:: TASK BRIEF ::
Return each line containing the string "potter".

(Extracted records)
════════

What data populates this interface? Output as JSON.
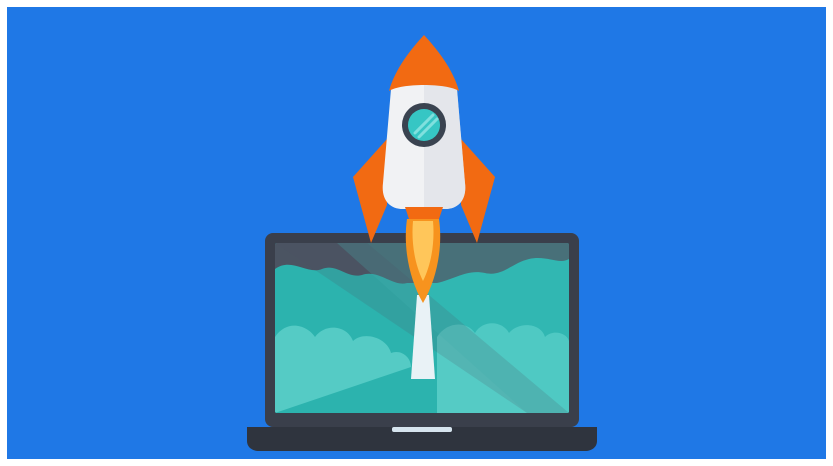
{
  "illustration": {
    "subject": "rocket-launching-from-laptop",
    "colors": {
      "background": "#1f78e6",
      "laptop_bezel": "#3a3f4b",
      "laptop_base": "#2f343e",
      "laptop_notch": "#d6e4ee",
      "screen_teal": "#19a6a4",
      "screen_dark": "#4b5462",
      "screen_light_teal": "#3fc3bf",
      "cloud_teal": "#2cb3ae",
      "cloud_light": "#55cbc5",
      "rocket_body": "#f1f2f4",
      "rocket_shade": "#d8dde3",
      "rocket_orange": "#f26a12",
      "window_ring": "#3a4350",
      "window_glass": "#36c6c4",
      "flame_outer": "#f7931e",
      "flame_inner": "#ffc65a",
      "smoke_trail": "#e9f2f6"
    }
  }
}
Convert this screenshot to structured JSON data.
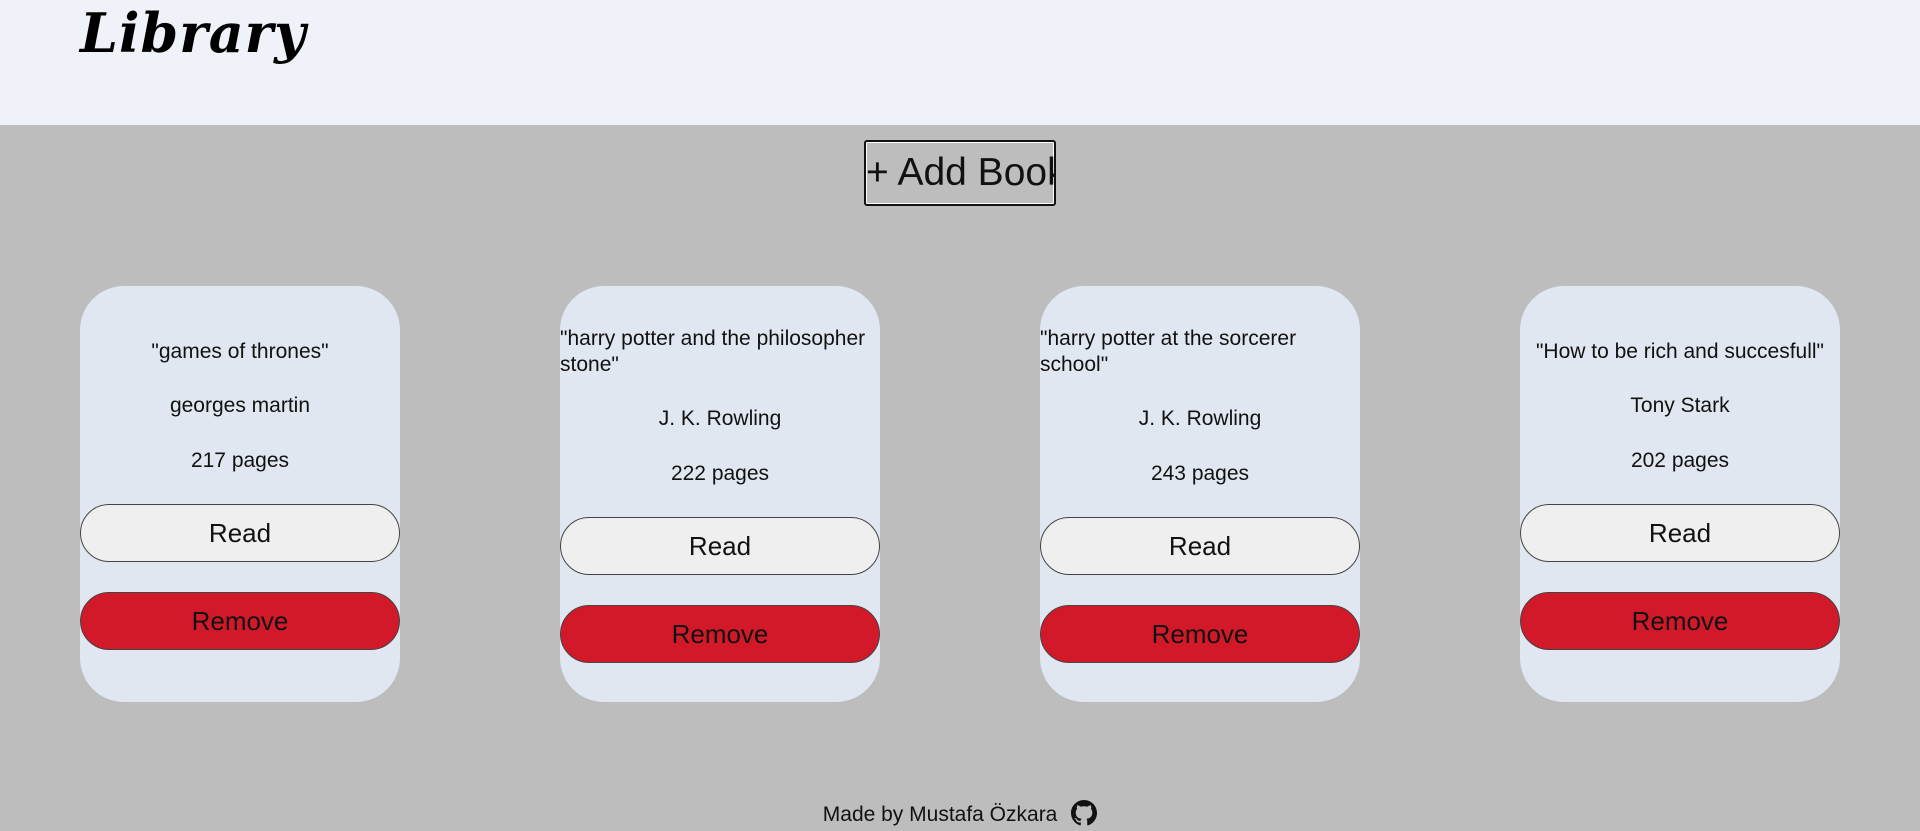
{
  "header": {
    "title": "Library"
  },
  "toolbar": {
    "add_label": "+ Add Book"
  },
  "books": [
    {
      "title": "\"games of thrones\"",
      "author": "georges martin",
      "pages": "217 pages",
      "read_label": "Read",
      "remove_label": "Remove"
    },
    {
      "title": "\"harry potter and the philosopher stone\"",
      "author": "J. K. Rowling",
      "pages": "222 pages",
      "read_label": "Read",
      "remove_label": "Remove"
    },
    {
      "title": "\"harry potter at the sorcerer school\"",
      "author": "J. K. Rowling",
      "pages": "243 pages",
      "read_label": "Read",
      "remove_label": "Remove"
    },
    {
      "title": "\"How to be rich and succesfull\"",
      "author": "Tony Stark",
      "pages": "202 pages",
      "read_label": "Read",
      "remove_label": "Remove"
    }
  ],
  "footer": {
    "credit": "Made by Mustafa Özkara",
    "icon": "github-icon"
  },
  "colors": {
    "header_bg": "#eff3f9",
    "page_bg": "#bdbdbd",
    "card_bg": "#e1e7f0",
    "read_button": "#efefef",
    "remove_button": "#d2192a"
  }
}
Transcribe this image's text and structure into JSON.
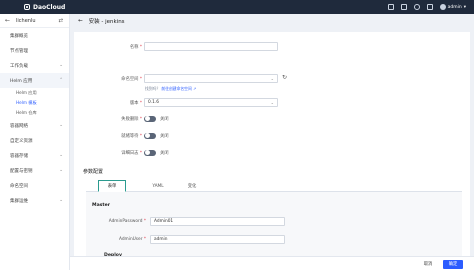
{
  "brand": {
    "name": "DaoCloud"
  },
  "topbar": {
    "user": "admin"
  },
  "sidebar": {
    "cluster": "lichenlu",
    "items": [
      {
        "label": "集群概览"
      },
      {
        "label": "节点管理"
      },
      {
        "label": "工作负载"
      },
      {
        "label": "Helm 应用"
      },
      {
        "label": "容器网络"
      },
      {
        "label": "自定义资源"
      },
      {
        "label": "容器存储"
      },
      {
        "label": "配置与密钥"
      },
      {
        "label": "命名空间"
      },
      {
        "label": "集群运维"
      }
    ],
    "helm_sub": [
      {
        "label": "Helm 应用"
      },
      {
        "label": "Helm 模板"
      },
      {
        "label": "Helm 仓库"
      }
    ]
  },
  "page": {
    "title": "安装 - jenkins"
  },
  "form": {
    "name_label": "名称",
    "namespace_label": "命名空间",
    "namespace_hint": "找到吗？",
    "namespace_hint_link": "前往创建命名空间",
    "version_label": "版本",
    "version_value": "0.1.6",
    "fail_delete_label": "失败删除",
    "ready_wait_label": "就绪等待",
    "detail_log_label": "详细日志",
    "toggle_off": "关闭",
    "params_title": "参数配置",
    "tabs": [
      {
        "label": "表单"
      },
      {
        "label": "YAML"
      },
      {
        "label": "变化"
      }
    ],
    "group_master": "Master",
    "admin_password_label": "AdminPassword",
    "admin_password_value": "Admin01",
    "admin_user_label": "AdminUser",
    "admin_user_value": "admin",
    "group_deploy": "Deploy"
  },
  "footer": {
    "cancel": "取消",
    "ok": "确定"
  },
  "colors": {
    "accent": "#2b5cff",
    "topbar": "#1f2a3c",
    "tab_border": "#2b9b8f"
  }
}
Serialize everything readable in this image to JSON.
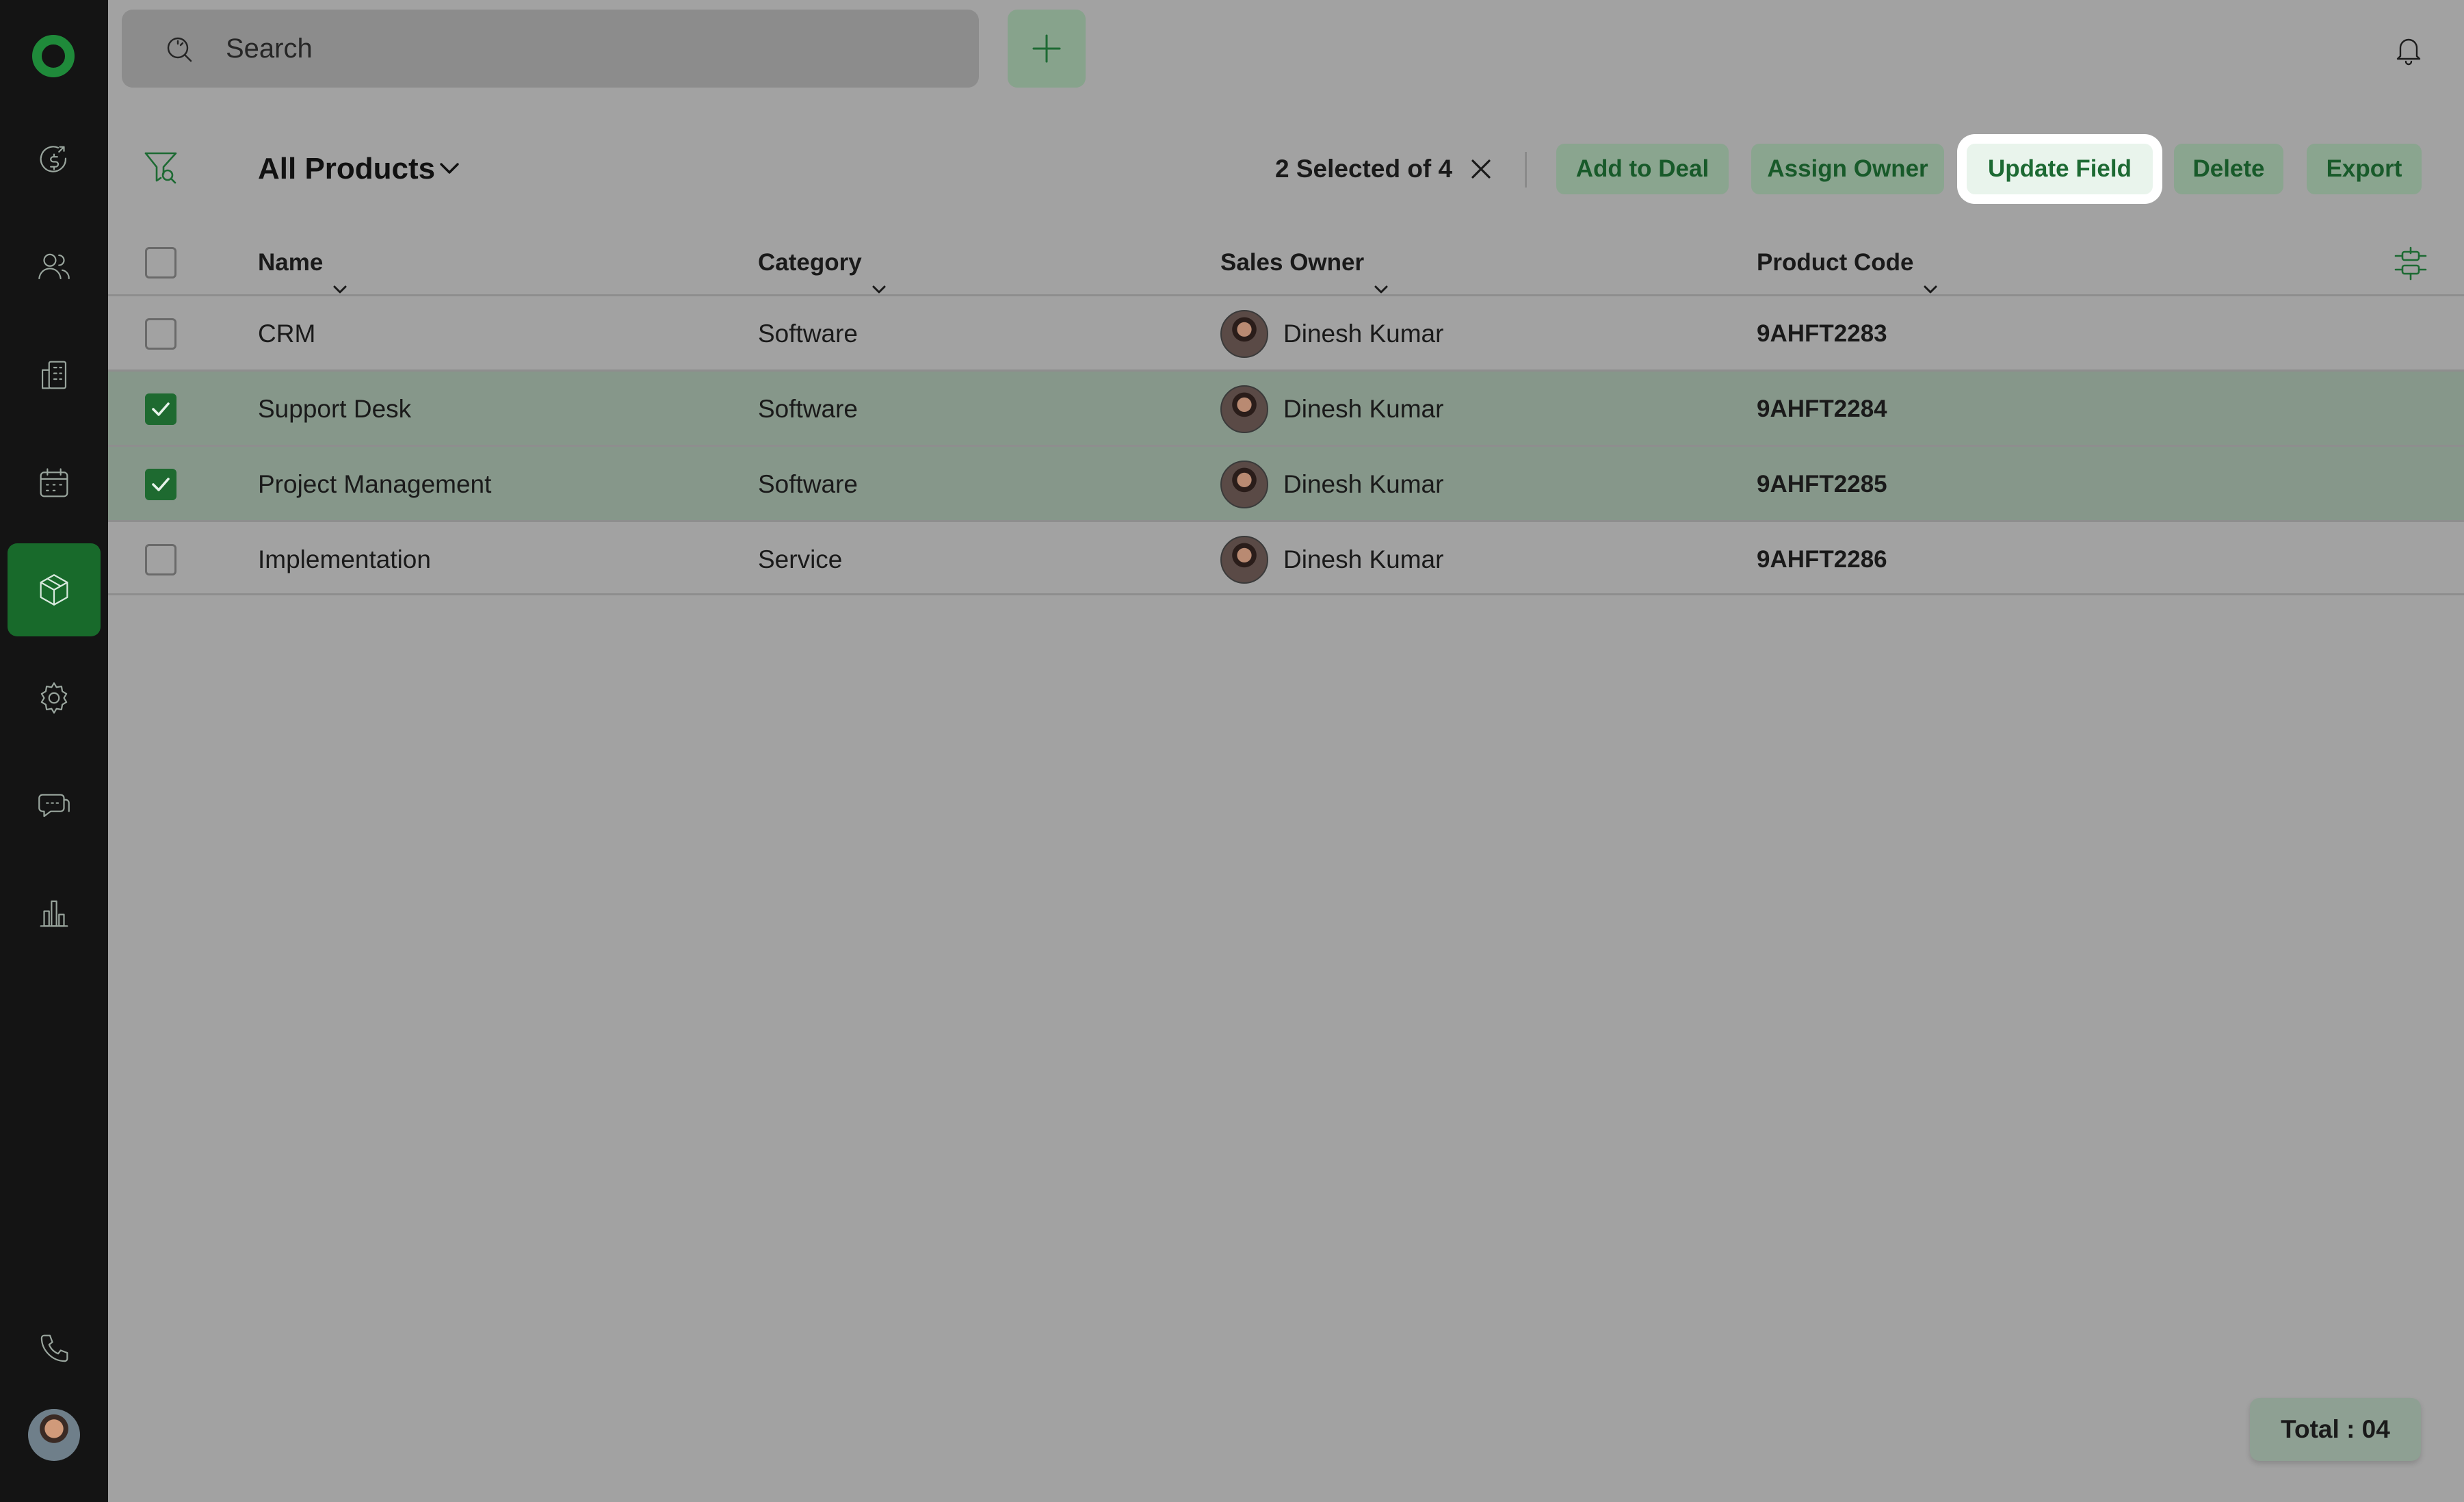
{
  "search": {
    "placeholder": "Search"
  },
  "sidebar": {
    "items": [
      {
        "icon": "deals-icon"
      },
      {
        "icon": "contacts-icon"
      },
      {
        "icon": "accounts-icon"
      },
      {
        "icon": "calendar-icon"
      },
      {
        "icon": "products-icon",
        "active": true
      },
      {
        "icon": "settings-icon"
      },
      {
        "icon": "chat-icon"
      },
      {
        "icon": "reports-icon"
      }
    ],
    "bottom": [
      {
        "icon": "phone-icon"
      },
      {
        "icon": "user-avatar"
      }
    ]
  },
  "toolbar": {
    "view_title": "All Products",
    "selection_text": "2 Selected of 4",
    "actions": {
      "add_to_deal": "Add to Deal",
      "assign_owner": "Assign Owner",
      "update_field": "Update Field",
      "delete": "Delete",
      "export": "Export"
    }
  },
  "table": {
    "columns": {
      "name": "Name",
      "category": "Category",
      "sales_owner": "Sales Owner",
      "product_code": "Product Code"
    },
    "rows": [
      {
        "name": "CRM",
        "category": "Software",
        "owner": "Dinesh Kumar",
        "code": "9AHFT2283",
        "checked": false
      },
      {
        "name": "Support Desk",
        "category": "Software",
        "owner": "Dinesh Kumar",
        "code": "9AHFT2284",
        "checked": true
      },
      {
        "name": "Project Management",
        "category": "Software",
        "owner": "Dinesh Kumar",
        "code": "9AHFT2285",
        "checked": true
      },
      {
        "name": "Implementation",
        "category": "Service",
        "owner": "Dinesh Kumar",
        "code": "9AHFT2286",
        "checked": false
      }
    ]
  },
  "footer": {
    "total": "Total : 04"
  },
  "colors": {
    "brand": "#1d6a33",
    "sidebar_bg": "#141414",
    "overlay_bg": "#a2a2a2",
    "highlight": "#ffffff"
  }
}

════════

:: WRITTEN ANSWER ::
      "title": "\"harry potter and the philosopher stone\"",
      "title": "\"harry potter at the sorcerer school\"",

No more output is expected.